> EXERCISE DESCRIPTION
Give the data again exactly as written, skipping any pictures.

^^^^

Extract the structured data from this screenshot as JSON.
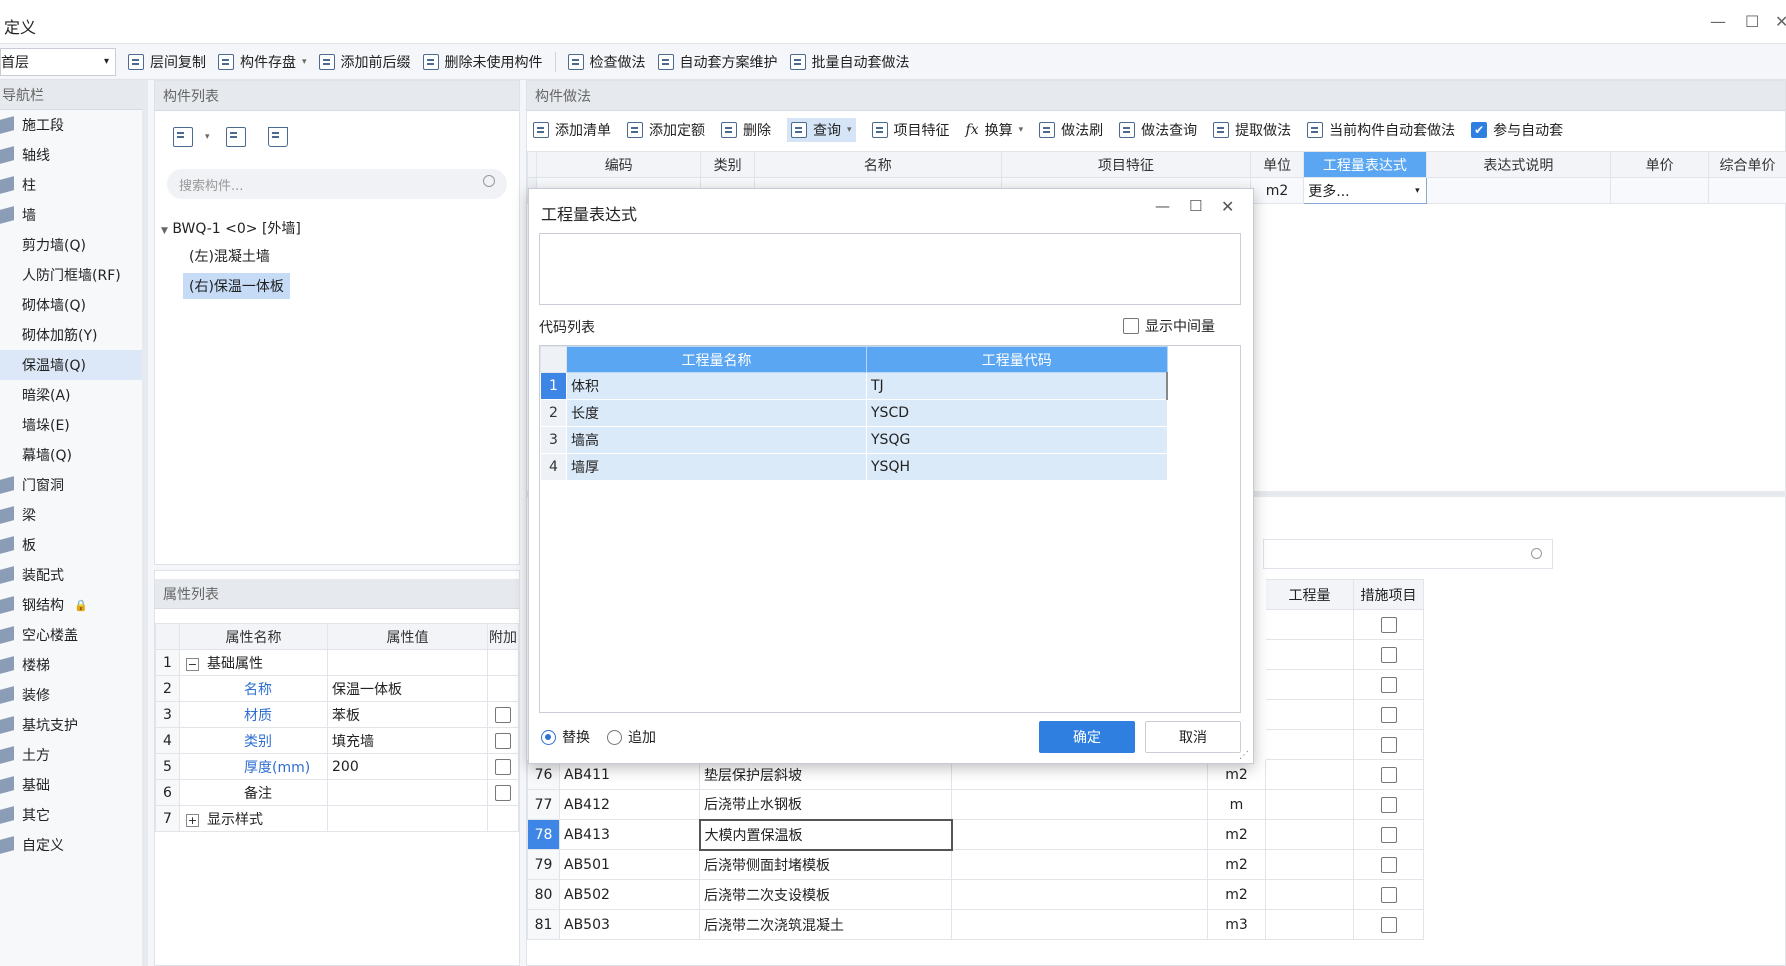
{
  "window": {
    "title": "定义",
    "minimize": "—",
    "maximize": "☐",
    "close": "✕"
  },
  "toolbar": {
    "floor": "首层",
    "items": [
      "层间复制",
      "构件存盘",
      "添加前后缀",
      "删除未使用构件",
      "检查做法",
      "自动套方案维护",
      "批量自动套做法"
    ]
  },
  "nav": {
    "header": "导航栏",
    "items": [
      {
        "label": "施工段",
        "sub": false
      },
      {
        "label": "轴线",
        "sub": false
      },
      {
        "label": "柱",
        "sub": false
      },
      {
        "label": "墙",
        "sub": false
      },
      {
        "label": "剪力墙(Q)",
        "sub": true
      },
      {
        "label": "人防门框墙(RF)",
        "sub": true
      },
      {
        "label": "砌体墙(Q)",
        "sub": true
      },
      {
        "label": "砌体加筋(Y)",
        "sub": true
      },
      {
        "label": "保温墙(Q)",
        "sub": true,
        "selected": true
      },
      {
        "label": "暗梁(A)",
        "sub": true
      },
      {
        "label": "墙垛(E)",
        "sub": true
      },
      {
        "label": "幕墙(Q)",
        "sub": true
      },
      {
        "label": "门窗洞",
        "sub": false
      },
      {
        "label": "梁",
        "sub": false
      },
      {
        "label": "板",
        "sub": false
      },
      {
        "label": "装配式",
        "sub": false
      },
      {
        "label": "钢结构",
        "sub": false
      },
      {
        "label": "空心楼盖",
        "sub": false
      },
      {
        "label": "楼梯",
        "sub": false
      },
      {
        "label": "装修",
        "sub": false
      },
      {
        "label": "基坑支护",
        "sub": false
      },
      {
        "label": "土方",
        "sub": false
      },
      {
        "label": "基础",
        "sub": false
      },
      {
        "label": "其它",
        "sub": false
      },
      {
        "label": "自定义",
        "sub": false
      }
    ]
  },
  "components": {
    "header": "构件列表",
    "search_placeholder": "搜索构件...",
    "tree_root": "BWQ-1 <0> [外墙]",
    "children": [
      "(左)混凝土墙",
      "(右)保温一体板"
    ]
  },
  "props": {
    "header": "属性列表",
    "columns": [
      "属性名称",
      "属性值",
      "附加"
    ],
    "rows": [
      {
        "n": "1",
        "name": "基础属性",
        "value": "",
        "group": "−"
      },
      {
        "n": "2",
        "name": "名称",
        "value": "保温一体板"
      },
      {
        "n": "3",
        "name": "材质",
        "value": "苯板",
        "chk": true
      },
      {
        "n": "4",
        "name": "类别",
        "value": "填充墙",
        "chk": true
      },
      {
        "n": "5",
        "name": "厚度(mm)",
        "value": "200",
        "chk": true
      },
      {
        "n": "6",
        "name": "备注",
        "value": "",
        "chk": true,
        "plain": true
      },
      {
        "n": "7",
        "name": "显示样式",
        "value": "",
        "group": "+"
      }
    ]
  },
  "method": {
    "header": "构件做法",
    "tools": [
      "添加清单",
      "添加定额",
      "删除",
      "查询",
      "项目特征",
      "换算",
      "做法刷",
      "做法查询",
      "提取做法",
      "当前构件自动套做法",
      "参与自动套"
    ],
    "columns": [
      "编码",
      "类别",
      "名称",
      "项目特征",
      "单位",
      "工程量表达式",
      "表达式说明",
      "单价",
      "综合单价"
    ],
    "row": {
      "unit": "m2",
      "expr": "更多..."
    },
    "lower_columns": [
      "工程量",
      "措施项目"
    ],
    "lower_rows": [
      {
        "n": "76",
        "code": "AB411",
        "name": "垫层保护层斜坡",
        "unit": "m2"
      },
      {
        "n": "77",
        "code": "AB412",
        "name": "后浇带止水钢板",
        "unit": "m"
      },
      {
        "n": "78",
        "code": "AB413",
        "name": "大模内置保温板",
        "unit": "m2"
      },
      {
        "n": "79",
        "code": "AB501",
        "name": "后浇带侧面封堵模板",
        "unit": "m2"
      },
      {
        "n": "80",
        "code": "AB502",
        "name": "后浇带二次支设模板",
        "unit": "m2"
      },
      {
        "n": "81",
        "code": "AB503",
        "name": "后浇带二次浇筑混凝土",
        "unit": "m3"
      }
    ]
  },
  "dialog": {
    "title": "工程量表达式",
    "code_list": "代码列表",
    "show_mid": "显示中间量",
    "columns": [
      "工程量名称",
      "工程量代码"
    ],
    "rows": [
      {
        "n": "1",
        "name": "体积",
        "code": "TJ"
      },
      {
        "n": "2",
        "name": "长度",
        "code": "YSCD"
      },
      {
        "n": "3",
        "name": "墙高",
        "code": "YSQG"
      },
      {
        "n": "4",
        "name": "墙厚",
        "code": "YSQH"
      }
    ],
    "replace": "替换",
    "append": "追加",
    "ok": "确定",
    "cancel": "取消"
  },
  "colors": {
    "accent": "#2f7fe0",
    "header_blue": "#5aa6f2",
    "row_blue": "#dbeaf9"
  }
}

^^^^

> RESPONSE FOR THIS EXERCISE
Extract the structured data from this screenshot as JSON.
{
  "window": {
    "title": "定义",
    "minimize": "—",
    "maximize": "☐",
    "close": "✕"
  },
  "toolbar": {
    "floor": "首层",
    "items": [
      "层间复制",
      "构件存盘",
      "添加前后缀",
      "删除未使用构件",
      "检查做法",
      "自动套方案维护",
      "批量自动套做法"
    ]
  },
  "nav": {
    "header": "导航栏",
    "items": [
      {
        "label": "施工段",
        "sub": false
      },
      {
        "label": "轴线",
        "sub": false
      },
      {
        "label": "柱",
        "sub": false
      },
      {
        "label": "墙",
        "sub": false
      },
      {
        "label": "剪力墙(Q)",
        "sub": true
      },
      {
        "label": "人防门框墙(RF)",
        "sub": true
      },
      {
        "label": "砌体墙(Q)",
        "sub": true
      },
      {
        "label": "砌体加筋(Y)",
        "sub": true
      },
      {
        "label": "保温墙(Q)",
        "sub": true,
        "selected": true
      },
      {
        "label": "暗梁(A)",
        "sub": true
      },
      {
        "label": "墙垛(E)",
        "sub": true
      },
      {
        "label": "幕墙(Q)",
        "sub": true
      },
      {
        "label": "门窗洞",
        "sub": false
      },
      {
        "label": "梁",
        "sub": false
      },
      {
        "label": "板",
        "sub": false
      },
      {
        "label": "装配式",
        "sub": false
      },
      {
        "label": "钢结构",
        "sub": false
      },
      {
        "label": "空心楼盖",
        "sub": false
      },
      {
        "label": "楼梯",
        "sub": false
      },
      {
        "label": "装修",
        "sub": false
      },
      {
        "label": "基坑支护",
        "sub": false
      },
      {
        "label": "土方",
        "sub": false
      },
      {
        "label": "基础",
        "sub": false
      },
      {
        "label": "其它",
        "sub": false
      },
      {
        "label": "自定义",
        "sub": false
      }
    ]
  },
  "components": {
    "header": "构件列表",
    "search_placeholder": "搜索构件...",
    "tree_root": "BWQ-1 <0> [外墙]",
    "children": [
      "(左)混凝土墙",
      "(右)保温一体板"
    ]
  },
  "props": {
    "header": "属性列表",
    "columns": [
      "属性名称",
      "属性值",
      "附加"
    ],
    "rows": [
      {
        "n": "1",
        "name": "基础属性",
        "value": "",
        "group": "−"
      },
      {
        "n": "2",
        "name": "名称",
        "value": "保温一体板"
      },
      {
        "n": "3",
        "name": "材质",
        "value": "苯板",
        "chk": true
      },
      {
        "n": "4",
        "name": "类别",
        "value": "填充墙",
        "chk": true
      },
      {
        "n": "5",
        "name": "厚度(mm)",
        "value": "200",
        "chk": true
      },
      {
        "n": "6",
        "name": "备注",
        "value": "",
        "chk": true,
        "plain": true
      },
      {
        "n": "7",
        "name": "显示样式",
        "value": "",
        "group": "+"
      }
    ]
  },
  "method": {
    "header": "构件做法",
    "tools": [
      "添加清单",
      "添加定额",
      "删除",
      "查询",
      "项目特征",
      "换算",
      "做法刷",
      "做法查询",
      "提取做法",
      "当前构件自动套做法",
      "参与自动套"
    ],
    "columns": [
      "编码",
      "类别",
      "名称",
      "项目特征",
      "单位",
      "工程量表达式",
      "表达式说明",
      "单价",
      "综合单价"
    ],
    "row": {
      "unit": "m2",
      "expr": "更多..."
    },
    "lower_columns": [
      "工程量",
      "措施项目"
    ],
    "lower_rows": [
      {
        "n": "76",
        "code": "AB411",
        "name": "垫层保护层斜坡",
        "unit": "m2"
      },
      {
        "n": "77",
        "code": "AB412",
        "name": "后浇带止水钢板",
        "unit": "m"
      },
      {
        "n": "78",
        "code": "AB413",
        "name": "大模内置保温板",
        "unit": "m2"
      },
      {
        "n": "79",
        "code": "AB501",
        "name": "后浇带侧面封堵模板",
        "unit": "m2"
      },
      {
        "n": "80",
        "code": "AB502",
        "name": "后浇带二次支设模板",
        "unit": "m2"
      },
      {
        "n": "81",
        "code": "AB503",
        "name": "后浇带二次浇筑混凝土",
        "unit": "m3"
      }
    ]
  },
  "dialog": {
    "title": "工程量表达式",
    "code_list": "代码列表",
    "show_mid": "显示中间量",
    "columns": [
      "工程量名称",
      "工程量代码"
    ],
    "rows": [
      {
        "n": "1",
        "name": "体积",
        "code": "TJ"
      },
      {
        "n": "2",
        "name": "长度",
        "code": "YSCD"
      },
      {
        "n": "3",
        "name": "墙高",
        "code": "YSQG"
      },
      {
        "n": "4",
        "name": "墙厚",
        "code": "YSQH"
      }
    ],
    "replace": "替换",
    "append": "追加",
    "ok": "确定",
    "cancel": "取消"
  },
  "colors": {
    "accent": "#2f7fe0",
    "header_blue": "#5aa6f2",
    "row_blue": "#dbeaf9"
  }
}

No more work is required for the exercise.